/---

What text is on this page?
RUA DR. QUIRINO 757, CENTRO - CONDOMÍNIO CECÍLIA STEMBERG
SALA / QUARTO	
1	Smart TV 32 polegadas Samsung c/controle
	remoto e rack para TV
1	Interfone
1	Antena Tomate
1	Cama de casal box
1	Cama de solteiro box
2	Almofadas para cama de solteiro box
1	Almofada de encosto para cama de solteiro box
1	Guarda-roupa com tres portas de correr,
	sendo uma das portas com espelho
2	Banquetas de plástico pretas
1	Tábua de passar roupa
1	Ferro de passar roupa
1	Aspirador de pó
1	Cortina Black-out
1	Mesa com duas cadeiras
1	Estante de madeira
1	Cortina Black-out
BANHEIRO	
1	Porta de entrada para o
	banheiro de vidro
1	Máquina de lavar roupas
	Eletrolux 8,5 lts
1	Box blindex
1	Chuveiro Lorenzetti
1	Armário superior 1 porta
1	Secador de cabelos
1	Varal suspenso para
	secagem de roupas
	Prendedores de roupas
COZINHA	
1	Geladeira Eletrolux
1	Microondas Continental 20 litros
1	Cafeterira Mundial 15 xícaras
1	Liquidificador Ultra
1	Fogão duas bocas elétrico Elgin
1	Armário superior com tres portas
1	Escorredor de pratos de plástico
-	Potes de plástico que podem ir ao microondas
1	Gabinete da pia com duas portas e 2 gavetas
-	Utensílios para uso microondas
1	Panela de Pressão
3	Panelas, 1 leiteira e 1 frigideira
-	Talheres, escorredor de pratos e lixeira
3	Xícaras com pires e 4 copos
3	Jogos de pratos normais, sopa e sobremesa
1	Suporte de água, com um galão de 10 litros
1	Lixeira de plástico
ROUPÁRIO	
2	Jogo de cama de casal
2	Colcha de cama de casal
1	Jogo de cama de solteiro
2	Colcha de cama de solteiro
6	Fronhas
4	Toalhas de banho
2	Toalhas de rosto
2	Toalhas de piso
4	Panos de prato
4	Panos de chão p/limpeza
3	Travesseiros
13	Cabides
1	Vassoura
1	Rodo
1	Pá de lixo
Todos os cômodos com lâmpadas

\---

» **Exercise prompt**: From the listing, copy every line where the string "Colcha" appears.

» **Full response**:
2	Colcha de cama de casal
2	Colcha de cama de solteiro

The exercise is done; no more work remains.